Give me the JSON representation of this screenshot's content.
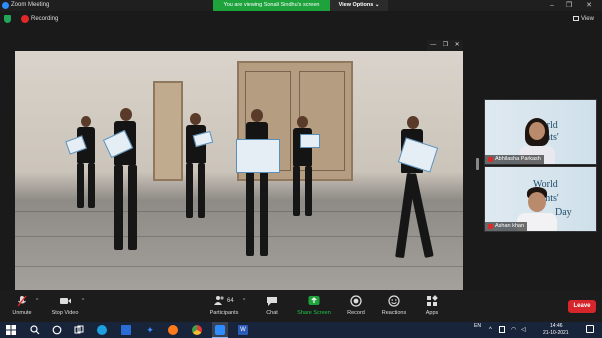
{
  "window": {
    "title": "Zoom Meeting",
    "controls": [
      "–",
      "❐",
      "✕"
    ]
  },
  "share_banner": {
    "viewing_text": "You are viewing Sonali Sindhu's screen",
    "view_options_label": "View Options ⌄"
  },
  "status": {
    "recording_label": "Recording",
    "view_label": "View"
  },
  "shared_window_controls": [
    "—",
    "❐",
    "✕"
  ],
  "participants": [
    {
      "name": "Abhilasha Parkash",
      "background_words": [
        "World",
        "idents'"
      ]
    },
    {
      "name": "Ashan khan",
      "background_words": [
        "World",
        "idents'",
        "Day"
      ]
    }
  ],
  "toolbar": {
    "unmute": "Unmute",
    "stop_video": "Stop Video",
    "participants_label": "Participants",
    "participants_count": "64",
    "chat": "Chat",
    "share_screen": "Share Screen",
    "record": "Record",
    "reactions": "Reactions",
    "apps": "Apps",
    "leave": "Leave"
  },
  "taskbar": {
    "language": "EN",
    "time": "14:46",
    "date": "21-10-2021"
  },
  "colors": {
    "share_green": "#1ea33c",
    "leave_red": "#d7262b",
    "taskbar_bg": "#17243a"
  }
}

[Written exercise] Transcribe the listing in full. Omit the pictures and keep every line exact.

[The response]
Give me the JSON representation of this screenshot's content.
{
  "window": {
    "title": "Zoom Meeting",
    "controls": [
      "–",
      "❐",
      "✕"
    ]
  },
  "share_banner": {
    "viewing_text": "You are viewing Sonali Sindhu's screen",
    "view_options_label": "View Options ⌄"
  },
  "status": {
    "recording_label": "Recording",
    "view_label": "View"
  },
  "shared_window_controls": [
    "—",
    "❐",
    "✕"
  ],
  "participants": [
    {
      "name": "Abhilasha Parkash",
      "background_words": [
        "World",
        "idents'"
      ]
    },
    {
      "name": "Ashan khan",
      "background_words": [
        "World",
        "idents'",
        "Day"
      ]
    }
  ],
  "toolbar": {
    "unmute": "Unmute",
    "stop_video": "Stop Video",
    "participants_label": "Participants",
    "participants_count": "64",
    "chat": "Chat",
    "share_screen": "Share Screen",
    "record": "Record",
    "reactions": "Reactions",
    "apps": "Apps",
    "leave": "Leave"
  },
  "taskbar": {
    "language": "EN",
    "time": "14:46",
    "date": "21-10-2021"
  },
  "colors": {
    "share_green": "#1ea33c",
    "leave_red": "#d7262b",
    "taskbar_bg": "#17243a"
  }
}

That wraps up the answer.